Given instruction » Copy every entry word for word. Skip the pictures.

Saved entries »
▬▬▬▬▬▬▬▬▬▬

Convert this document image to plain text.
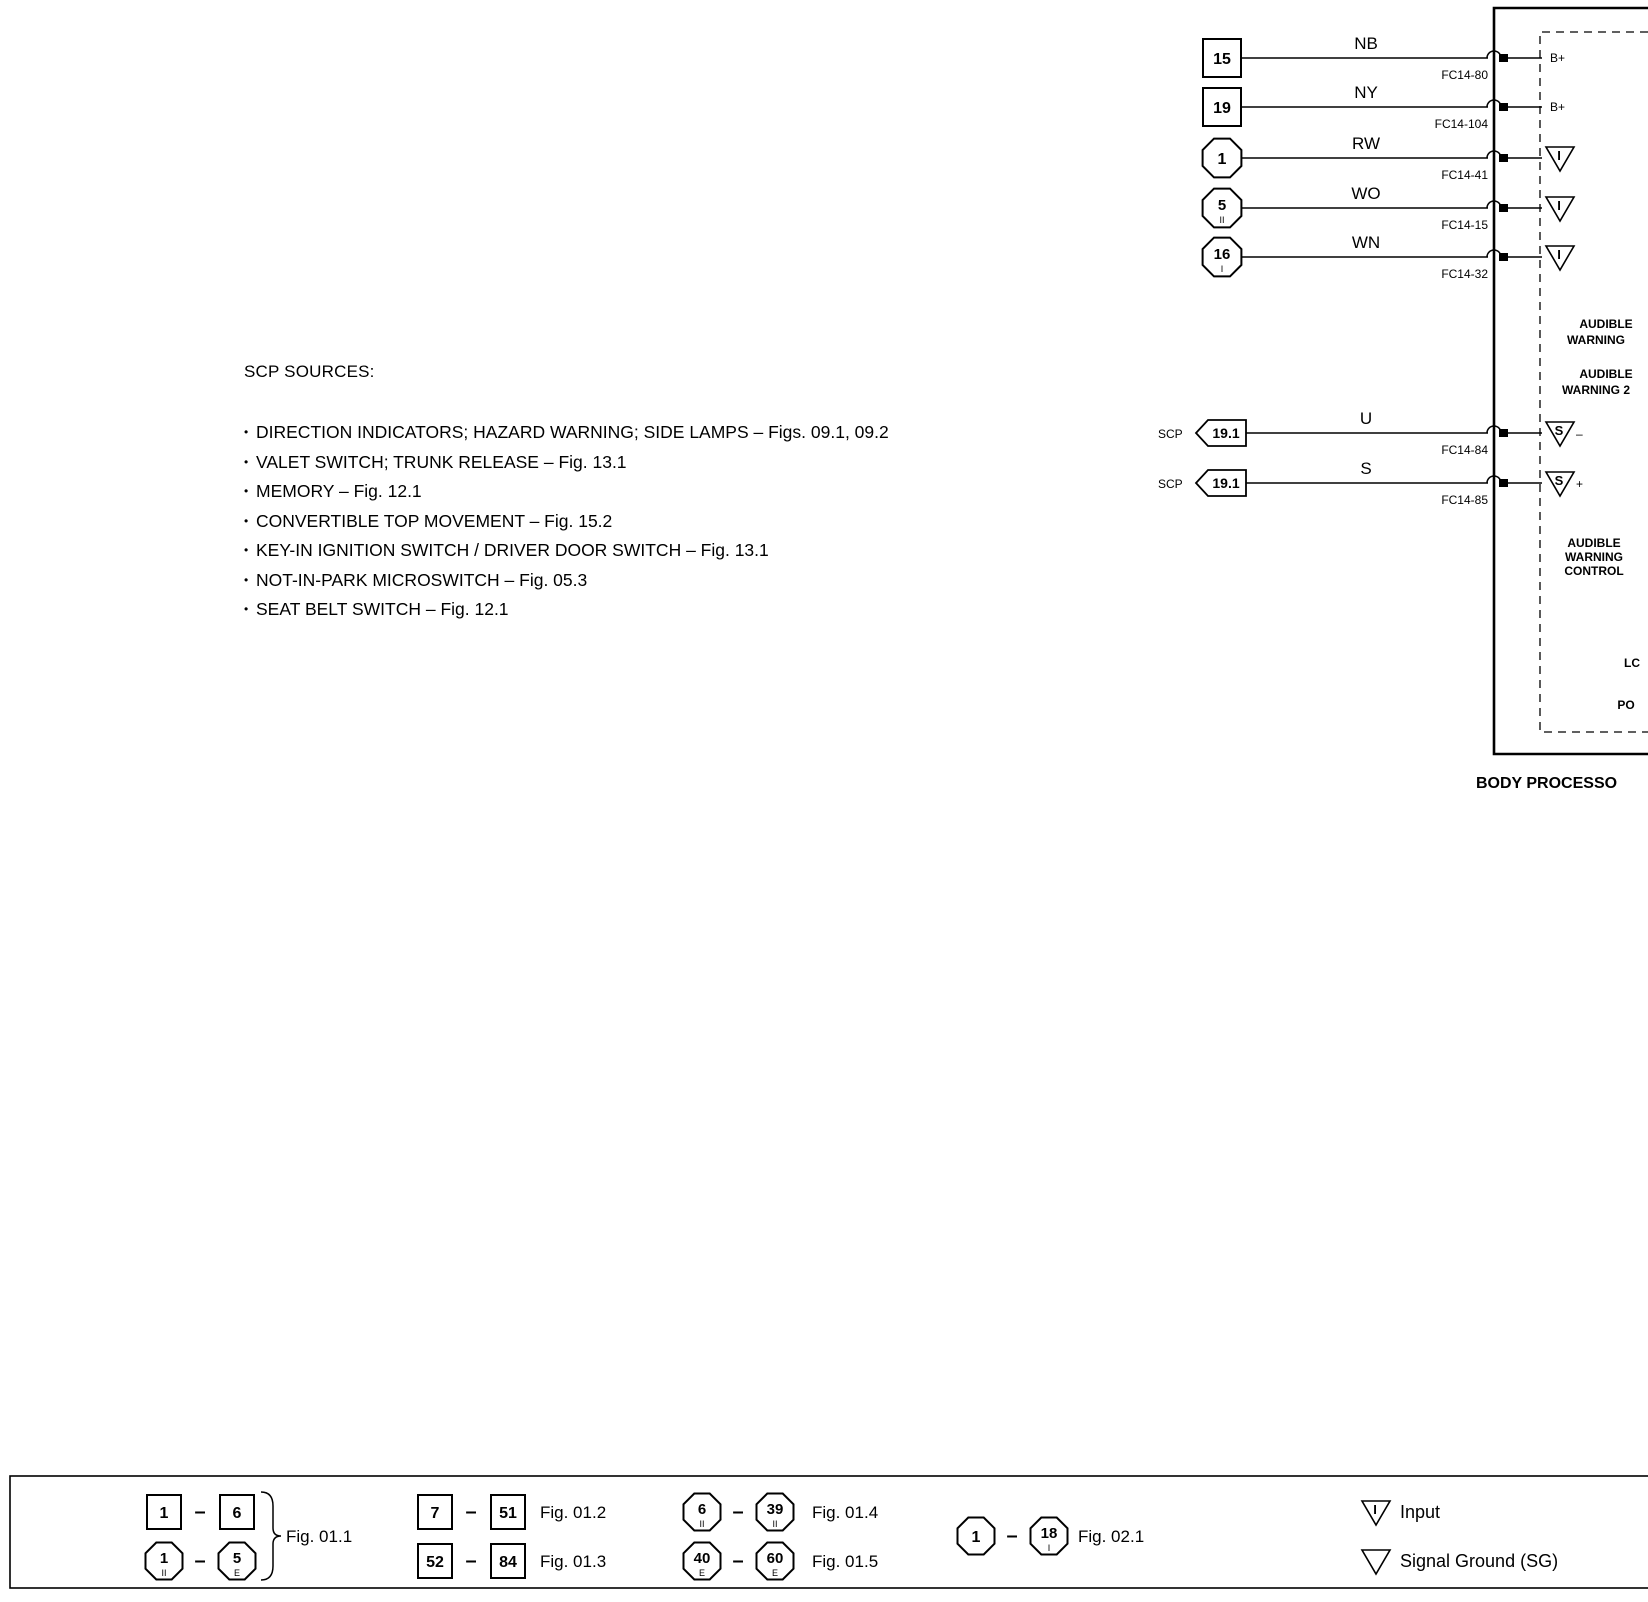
15
NB
FC14-80
B+
19
NY
FC14-104
B+
1
RW
FC14-41
I
5
II
WO
FC14-15
I
16
I
WN
FC14-32
I
SCP 19.1
U
FC14-84
S –
SCP 19.1
S
FC14-85
S +
AUDIBLE
WARNING
AUDIBLE
WARNING 2
AUDIBLE
WARNING
CONTROL
LC
PO
BODY PROCESSO
1 – 6
1
II
– 5
E
Fig. 01.1
7 – 51 Fig. 01.2
52 – 84 Fig. 01.3
6
II
– 39
II
Fig. 01.4
40
E
– 60
E
Fig. 01.5
1 – 18
I
Fig. 02.1
I Input
Signal Ground (SG)
SCP SOURCES:
• DIRECTION INDICATORS; HAZARD WARNING; SIDE LAMPS – Figs. 09.1, 09.2
• VALET SWITCH; TRUNK RELEASE – Fig. 13.1
• MEMORY – Fig. 12.1
• CONVERTIBLE TOP MOVEMENT – Fig. 15.2
• KEY-IN IGNITION SWITCH / DRIVER DOOR SWITCH – Fig. 13.1
• NOT-IN-PARK MICROSWITCH – Fig. 05.3
• SEAT BELT SWITCH – Fig. 12.1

▬▬▬▬▬▬▬▬▬▬

The response »
Convert this document image to plain text.
15
NB
FC14-80
B+
19
NY
FC14-104
B+
1
RW
FC14-41
I
5
II
WO
FC14-15
I
16
I
WN
FC14-32
I
SCP 19.1
U
FC14-84
S –
SCP 19.1
S
FC14-85
S +
AUDIBLE
WARNING
AUDIBLE
WARNING 2
AUDIBLE
WARNING
CONTROL
LC
PO
BODY PROCESSO
1 – 6
1
II
– 5
E
Fig. 01.1
7 – 51 Fig. 01.2
52 – 84 Fig. 01.3
6
II
– 39
II
Fig. 01.4
40
E
– 60
E
Fig. 01.5
1 – 18
I
Fig. 02.1
I Input
Signal Ground (SG)
SCP SOURCES:
• DIRECTION INDICATORS; HAZARD WARNING; SIDE LAMPS – Figs. 09.1, 09.2
• VALET SWITCH; TRUNK RELEASE – Fig. 13.1
• MEMORY – Fig. 12.1
• CONVERTIBLE TOP MOVEMENT – Fig. 15.2
• KEY-IN IGNITION SWITCH / DRIVER DOOR SWITCH – Fig. 13.1
• NOT-IN-PARK MICROSWITCH – Fig. 05.3
• SEAT BELT SWITCH – Fig. 12.1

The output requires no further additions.